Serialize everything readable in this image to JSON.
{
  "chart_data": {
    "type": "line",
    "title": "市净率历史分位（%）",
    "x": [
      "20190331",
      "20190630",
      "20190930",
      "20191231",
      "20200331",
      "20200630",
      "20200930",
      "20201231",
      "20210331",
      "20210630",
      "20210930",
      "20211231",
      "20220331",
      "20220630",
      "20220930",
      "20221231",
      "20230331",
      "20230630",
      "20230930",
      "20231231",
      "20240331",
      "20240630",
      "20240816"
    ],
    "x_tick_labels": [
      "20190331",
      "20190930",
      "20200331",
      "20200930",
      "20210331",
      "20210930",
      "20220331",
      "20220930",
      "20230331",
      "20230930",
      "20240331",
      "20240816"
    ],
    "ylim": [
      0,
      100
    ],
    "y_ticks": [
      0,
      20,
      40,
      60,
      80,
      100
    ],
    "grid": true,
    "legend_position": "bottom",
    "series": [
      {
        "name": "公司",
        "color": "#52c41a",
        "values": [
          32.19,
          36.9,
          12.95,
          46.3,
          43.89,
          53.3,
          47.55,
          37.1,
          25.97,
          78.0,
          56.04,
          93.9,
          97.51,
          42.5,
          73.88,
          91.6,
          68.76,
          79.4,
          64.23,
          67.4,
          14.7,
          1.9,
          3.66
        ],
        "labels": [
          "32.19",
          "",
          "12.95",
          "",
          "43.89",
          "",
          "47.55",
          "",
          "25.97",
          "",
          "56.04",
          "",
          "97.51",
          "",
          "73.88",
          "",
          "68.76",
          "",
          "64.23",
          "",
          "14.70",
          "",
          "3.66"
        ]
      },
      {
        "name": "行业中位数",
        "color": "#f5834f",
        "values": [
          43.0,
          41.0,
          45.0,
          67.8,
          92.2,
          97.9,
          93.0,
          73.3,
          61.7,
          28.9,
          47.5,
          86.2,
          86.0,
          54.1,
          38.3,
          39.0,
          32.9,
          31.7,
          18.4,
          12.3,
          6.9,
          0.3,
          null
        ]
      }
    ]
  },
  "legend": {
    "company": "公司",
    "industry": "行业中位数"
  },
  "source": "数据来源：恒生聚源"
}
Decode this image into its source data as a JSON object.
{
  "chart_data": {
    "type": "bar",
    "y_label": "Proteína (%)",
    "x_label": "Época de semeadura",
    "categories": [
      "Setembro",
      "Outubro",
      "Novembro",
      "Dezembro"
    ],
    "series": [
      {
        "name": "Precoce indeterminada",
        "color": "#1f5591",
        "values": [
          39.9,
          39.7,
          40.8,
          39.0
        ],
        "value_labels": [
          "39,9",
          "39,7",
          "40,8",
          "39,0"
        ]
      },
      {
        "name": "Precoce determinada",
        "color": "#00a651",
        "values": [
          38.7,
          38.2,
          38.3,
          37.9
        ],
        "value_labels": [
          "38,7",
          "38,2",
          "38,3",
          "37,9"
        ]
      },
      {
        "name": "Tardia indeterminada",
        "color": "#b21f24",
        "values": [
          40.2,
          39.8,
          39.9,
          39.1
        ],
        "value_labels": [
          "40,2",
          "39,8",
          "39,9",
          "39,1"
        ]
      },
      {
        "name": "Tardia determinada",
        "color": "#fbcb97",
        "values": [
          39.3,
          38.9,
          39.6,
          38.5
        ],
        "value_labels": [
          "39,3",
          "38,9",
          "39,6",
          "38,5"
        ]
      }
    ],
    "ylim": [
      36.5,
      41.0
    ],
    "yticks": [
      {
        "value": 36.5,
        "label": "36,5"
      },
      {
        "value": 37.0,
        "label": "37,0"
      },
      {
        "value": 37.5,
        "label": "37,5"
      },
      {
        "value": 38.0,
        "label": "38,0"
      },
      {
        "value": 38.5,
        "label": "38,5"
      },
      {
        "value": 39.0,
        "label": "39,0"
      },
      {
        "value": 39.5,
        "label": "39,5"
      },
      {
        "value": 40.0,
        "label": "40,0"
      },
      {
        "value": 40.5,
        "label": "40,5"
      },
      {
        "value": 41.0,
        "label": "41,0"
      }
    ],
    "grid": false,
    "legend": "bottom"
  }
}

● ● ●

What is needed: Copy every line of the material, please, keeping it exactly the same.

Task result:
Serialize everything readable in this image to JSON.
{
  "chart_data": {
    "type": "line",
    "title": "市净率历史分位（%）",
    "x": [
      "20190331",
      "20190630",
      "20190930",
      "20191231",
      "20200331",
      "20200630",
      "20200930",
      "20201231",
      "20210331",
      "20210630",
      "20210930",
      "20211231",
      "20220331",
      "20220630",
      "20220930",
      "20221231",
      "20230331",
      "20230630",
      "20230930",
      "20231231",
      "20240331",
      "20240630",
      "20240816"
    ],
    "x_tick_labels": [
      "20190331",
      "20190930",
      "20200331",
      "20200930",
      "20210331",
      "20210930",
      "20220331",
      "20220930",
      "20230331",
      "20230930",
      "20240331",
      "20240816"
    ],
    "ylim": [
      0,
      100
    ],
    "y_ticks": [
      0,
      20,
      40,
      60,
      80,
      100
    ],
    "grid": true,
    "legend_position": "bottom",
    "series": [
      {
        "name": "公司",
        "color": "#52c41a",
        "values": [
          32.19,
          36.9,
          12.95,
          46.3,
          43.89,
          53.3,
          47.55,
          37.1,
          25.97,
          78.0,
          56.04,
          93.9,
          97.51,
          42.5,
          73.88,
          91.6,
          68.76,
          79.4,
          64.23,
          67.4,
          14.7,
          1.9,
          3.66
        ],
        "labels": [
          "32.19",
          "",
          "12.95",
          "",
          "43.89",
          "",
          "47.55",
          "",
          "25.97",
          "",
          "56.04",
          "",
          "97.51",
          "",
          "73.88",
          "",
          "68.76",
          "",
          "64.23",
          "",
          "14.70",
          "",
          "3.66"
        ]
      },
      {
        "name": "行业中位数",
        "color": "#f5834f",
        "values": [
          43.0,
          41.0,
          45.0,
          67.8,
          92.2,
          97.9,
          93.0,
          73.3,
          61.7,
          28.9,
          47.5,
          86.2,
          86.0,
          54.1,
          38.3,
          39.0,
          32.9,
          31.7,
          18.4,
          12.3,
          6.9,
          0.3,
          null
        ]
      }
    ]
  },
  "legend": {
    "company": "公司",
    "industry": "行业中位数"
  },
  "source": "数据来源：恒生聚源"
}
Decode this image into its source data as a JSON object.
{
  "chart_data": {
    "type": "bar",
    "y_label": "Proteína (%)",
    "x_label": "Época de semeadura",
    "categories": [
      "Setembro",
      "Outubro",
      "Novembro",
      "Dezembro"
    ],
    "series": [
      {
        "name": "Precoce indeterminada",
        "color": "#1f5591",
        "values": [
          39.9,
          39.7,
          40.8,
          39.0
        ],
        "value_labels": [
          "39,9",
          "39,7",
          "40,8",
          "39,0"
        ]
      },
      {
        "name": "Precoce determinada",
        "color": "#00a651",
        "values": [
          38.7,
          38.2,
          38.3,
          37.9
        ],
        "value_labels": [
          "38,7",
          "38,2",
          "38,3",
          "37,9"
        ]
      },
      {
        "name": "Tardia indeterminada",
        "color": "#b21f24",
        "values": [
          40.2,
          39.8,
          39.9,
          39.1
        ],
        "value_labels": [
          "40,2",
          "39,8",
          "39,9",
          "39,1"
        ]
      },
      {
        "name": "Tardia determinada",
        "color": "#fbcb97",
        "values": [
          39.3,
          38.9,
          39.6,
          38.5
        ],
        "value_labels": [
          "39,3",
          "38,9",
          "39,6",
          "38,5"
        ]
      }
    ],
    "ylim": [
      36.5,
      41.0
    ],
    "yticks": [
      {
        "value": 36.5,
        "label": "36,5"
      },
      {
        "value": 37.0,
        "label": "37,0"
      },
      {
        "value": 37.5,
        "label": "37,5"
      },
      {
        "value": 38.0,
        "label": "38,0"
      },
      {
        "value": 38.5,
        "label": "38,5"
      },
      {
        "value": 39.0,
        "label": "39,0"
      },
      {
        "value": 39.5,
        "label": "39,5"
      },
      {
        "value": 40.0,
        "label": "40,0"
      },
      {
        "value": 40.5,
        "label": "40,5"
      },
      {
        "value": 41.0,
        "label": "41,0"
      }
    ],
    "grid": false,
    "legend": "bottom"
  }
}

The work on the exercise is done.